Write out each line beneath this one exactly as it reads.

> **STORED RECORDS**
______

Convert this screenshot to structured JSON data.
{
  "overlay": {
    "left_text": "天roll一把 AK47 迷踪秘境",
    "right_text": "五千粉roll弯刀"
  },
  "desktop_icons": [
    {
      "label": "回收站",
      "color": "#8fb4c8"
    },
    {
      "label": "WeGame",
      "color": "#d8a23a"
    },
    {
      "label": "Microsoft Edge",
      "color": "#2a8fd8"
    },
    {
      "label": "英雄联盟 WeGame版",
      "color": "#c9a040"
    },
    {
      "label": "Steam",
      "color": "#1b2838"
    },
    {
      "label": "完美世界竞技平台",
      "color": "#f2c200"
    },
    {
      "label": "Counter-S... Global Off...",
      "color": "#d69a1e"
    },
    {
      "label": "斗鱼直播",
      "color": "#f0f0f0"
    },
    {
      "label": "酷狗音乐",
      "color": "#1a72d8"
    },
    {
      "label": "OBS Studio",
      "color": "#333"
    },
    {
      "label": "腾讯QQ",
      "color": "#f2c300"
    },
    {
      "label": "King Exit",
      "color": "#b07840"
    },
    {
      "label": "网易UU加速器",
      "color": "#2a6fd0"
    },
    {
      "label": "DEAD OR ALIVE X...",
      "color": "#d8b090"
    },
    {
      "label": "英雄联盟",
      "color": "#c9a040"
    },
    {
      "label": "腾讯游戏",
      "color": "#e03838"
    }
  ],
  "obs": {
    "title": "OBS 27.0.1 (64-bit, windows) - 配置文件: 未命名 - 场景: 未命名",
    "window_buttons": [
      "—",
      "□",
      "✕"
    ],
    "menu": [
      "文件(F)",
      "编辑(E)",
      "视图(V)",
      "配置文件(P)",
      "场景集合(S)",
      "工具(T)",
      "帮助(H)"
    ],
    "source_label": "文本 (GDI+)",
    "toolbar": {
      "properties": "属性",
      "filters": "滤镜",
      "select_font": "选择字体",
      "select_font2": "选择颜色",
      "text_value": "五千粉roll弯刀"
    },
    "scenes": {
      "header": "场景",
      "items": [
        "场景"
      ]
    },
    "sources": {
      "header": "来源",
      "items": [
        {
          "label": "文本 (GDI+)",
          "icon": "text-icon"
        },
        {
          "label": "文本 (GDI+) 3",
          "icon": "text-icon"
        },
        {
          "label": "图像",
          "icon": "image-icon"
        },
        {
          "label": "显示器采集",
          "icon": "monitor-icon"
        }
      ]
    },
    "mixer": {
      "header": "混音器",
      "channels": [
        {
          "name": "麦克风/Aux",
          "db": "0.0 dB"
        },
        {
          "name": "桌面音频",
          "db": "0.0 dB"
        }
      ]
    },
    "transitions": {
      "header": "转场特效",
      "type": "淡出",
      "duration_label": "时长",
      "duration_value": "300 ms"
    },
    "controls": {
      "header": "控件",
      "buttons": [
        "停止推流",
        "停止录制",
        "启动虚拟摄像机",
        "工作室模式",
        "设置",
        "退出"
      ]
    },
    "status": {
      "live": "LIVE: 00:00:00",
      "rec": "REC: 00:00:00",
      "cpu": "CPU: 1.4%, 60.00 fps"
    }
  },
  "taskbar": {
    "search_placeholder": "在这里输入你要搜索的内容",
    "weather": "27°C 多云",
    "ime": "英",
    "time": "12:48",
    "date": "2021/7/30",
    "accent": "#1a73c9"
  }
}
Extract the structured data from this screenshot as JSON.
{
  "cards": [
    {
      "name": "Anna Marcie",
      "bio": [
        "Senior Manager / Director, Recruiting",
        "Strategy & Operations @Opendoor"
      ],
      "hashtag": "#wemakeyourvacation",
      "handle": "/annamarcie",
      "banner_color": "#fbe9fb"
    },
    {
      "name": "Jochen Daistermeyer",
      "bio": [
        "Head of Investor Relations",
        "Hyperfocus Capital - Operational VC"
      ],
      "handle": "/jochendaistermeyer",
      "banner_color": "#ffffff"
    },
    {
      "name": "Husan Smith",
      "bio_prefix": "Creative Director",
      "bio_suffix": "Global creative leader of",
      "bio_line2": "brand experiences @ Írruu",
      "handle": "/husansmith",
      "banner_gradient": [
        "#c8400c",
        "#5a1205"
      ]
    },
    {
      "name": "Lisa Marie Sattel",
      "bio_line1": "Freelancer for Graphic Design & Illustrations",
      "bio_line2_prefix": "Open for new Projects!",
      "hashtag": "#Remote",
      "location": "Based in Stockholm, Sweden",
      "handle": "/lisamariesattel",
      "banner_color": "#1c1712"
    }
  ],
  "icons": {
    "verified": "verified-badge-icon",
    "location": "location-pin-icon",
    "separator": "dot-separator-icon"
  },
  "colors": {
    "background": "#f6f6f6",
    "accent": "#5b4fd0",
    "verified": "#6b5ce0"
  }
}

______

> **THE COMPLETED TASK**
Convert this screenshot to structured JSON data.
{
  "overlay": {
    "left_text": "天roll一把 AK47 迷踪秘境",
    "right_text": "五千粉roll弯刀"
  },
  "desktop_icons": [
    {
      "label": "回收站",
      "color": "#8fb4c8"
    },
    {
      "label": "WeGame",
      "color": "#d8a23a"
    },
    {
      "label": "Microsoft Edge",
      "color": "#2a8fd8"
    },
    {
      "label": "英雄联盟 WeGame版",
      "color": "#c9a040"
    },
    {
      "label": "Steam",
      "color": "#1b2838"
    },
    {
      "label": "完美世界竞技平台",
      "color": "#f2c200"
    },
    {
      "label": "Counter-S... Global Off...",
      "color": "#d69a1e"
    },
    {
      "label": "斗鱼直播",
      "color": "#f0f0f0"
    },
    {
      "label": "酷狗音乐",
      "color": "#1a72d8"
    },
    {
      "label": "OBS Studio",
      "color": "#333"
    },
    {
      "label": "腾讯QQ",
      "color": "#f2c300"
    },
    {
      "label": "King Exit",
      "color": "#b07840"
    },
    {
      "label": "网易UU加速器",
      "color": "#2a6fd0"
    },
    {
      "label": "DEAD OR ALIVE X...",
      "color": "#d8b090"
    },
    {
      "label": "英雄联盟",
      "color": "#c9a040"
    },
    {
      "label": "腾讯游戏",
      "color": "#e03838"
    }
  ],
  "obs": {
    "title": "OBS 27.0.1 (64-bit, windows) - 配置文件: 未命名 - 场景: 未命名",
    "window_buttons": [
      "—",
      "□",
      "✕"
    ],
    "menu": [
      "文件(F)",
      "编辑(E)",
      "视图(V)",
      "配置文件(P)",
      "场景集合(S)",
      "工具(T)",
      "帮助(H)"
    ],
    "source_label": "文本 (GDI+)",
    "toolbar": {
      "properties": "属性",
      "filters": "滤镜",
      "select_font": "选择字体",
      "select_font2": "选择颜色",
      "text_value": "五千粉roll弯刀"
    },
    "scenes": {
      "header": "场景",
      "items": [
        "场景"
      ]
    },
    "sources": {
      "header": "来源",
      "items": [
        {
          "label": "文本 (GDI+)",
          "icon": "text-icon"
        },
        {
          "label": "文本 (GDI+) 3",
          "icon": "text-icon"
        },
        {
          "label": "图像",
          "icon": "image-icon"
        },
        {
          "label": "显示器采集",
          "icon": "monitor-icon"
        }
      ]
    },
    "mixer": {
      "header": "混音器",
      "channels": [
        {
          "name": "麦克风/Aux",
          "db": "0.0 dB"
        },
        {
          "name": "桌面音频",
          "db": "0.0 dB"
        }
      ]
    },
    "transitions": {
      "header": "转场特效",
      "type": "淡出",
      "duration_label": "时长",
      "duration_value": "300 ms"
    },
    "controls": {
      "header": "控件",
      "buttons": [
        "停止推流",
        "停止录制",
        "启动虚拟摄像机",
        "工作室模式",
        "设置",
        "退出"
      ]
    },
    "status": {
      "live": "LIVE: 00:00:00",
      "rec": "REC: 00:00:00",
      "cpu": "CPU: 1.4%, 60.00 fps"
    }
  },
  "taskbar": {
    "search_placeholder": "在这里输入你要搜索的内容",
    "weather": "27°C 多云",
    "ime": "英",
    "time": "12:48",
    "date": "2021/7/30",
    "accent": "#1a73c9"
  }
}
Extract the structured data from this screenshot as JSON.
{
  "cards": [
    {
      "name": "Anna Marcie",
      "bio": [
        "Senior Manager / Director, Recruiting",
        "Strategy & Operations @Opendoor"
      ],
      "hashtag": "#wemakeyourvacation",
      "handle": "/annamarcie",
      "banner_color": "#fbe9fb"
    },
    {
      "name": "Jochen Daistermeyer",
      "bio": [
        "Head of Investor Relations",
        "Hyperfocus Capital - Operational VC"
      ],
      "handle": "/jochendaistermeyer",
      "banner_color": "#ffffff"
    },
    {
      "name": "Husan Smith",
      "bio_prefix": "Creative Director",
      "bio_suffix": "Global creative leader of",
      "bio_line2": "brand experiences @ Írruu",
      "handle": "/husansmith",
      "banner_gradient": [
        "#c8400c",
        "#5a1205"
      ]
    },
    {
      "name": "Lisa Marie Sattel",
      "bio_line1": "Freelancer for Graphic Design & Illustrations",
      "bio_line2_prefix": "Open for new Projects!",
      "hashtag": "#Remote",
      "location": "Based in Stockholm, Sweden",
      "handle": "/lisamariesattel",
      "banner_color": "#1c1712"
    }
  ],
  "icons": {
    "verified": "verified-badge-icon",
    "location": "location-pin-icon",
    "separator": "dot-separator-icon"
  },
  "colors": {
    "background": "#f6f6f6",
    "accent": "#5b4fd0",
    "verified": "#6b5ce0"
  }
}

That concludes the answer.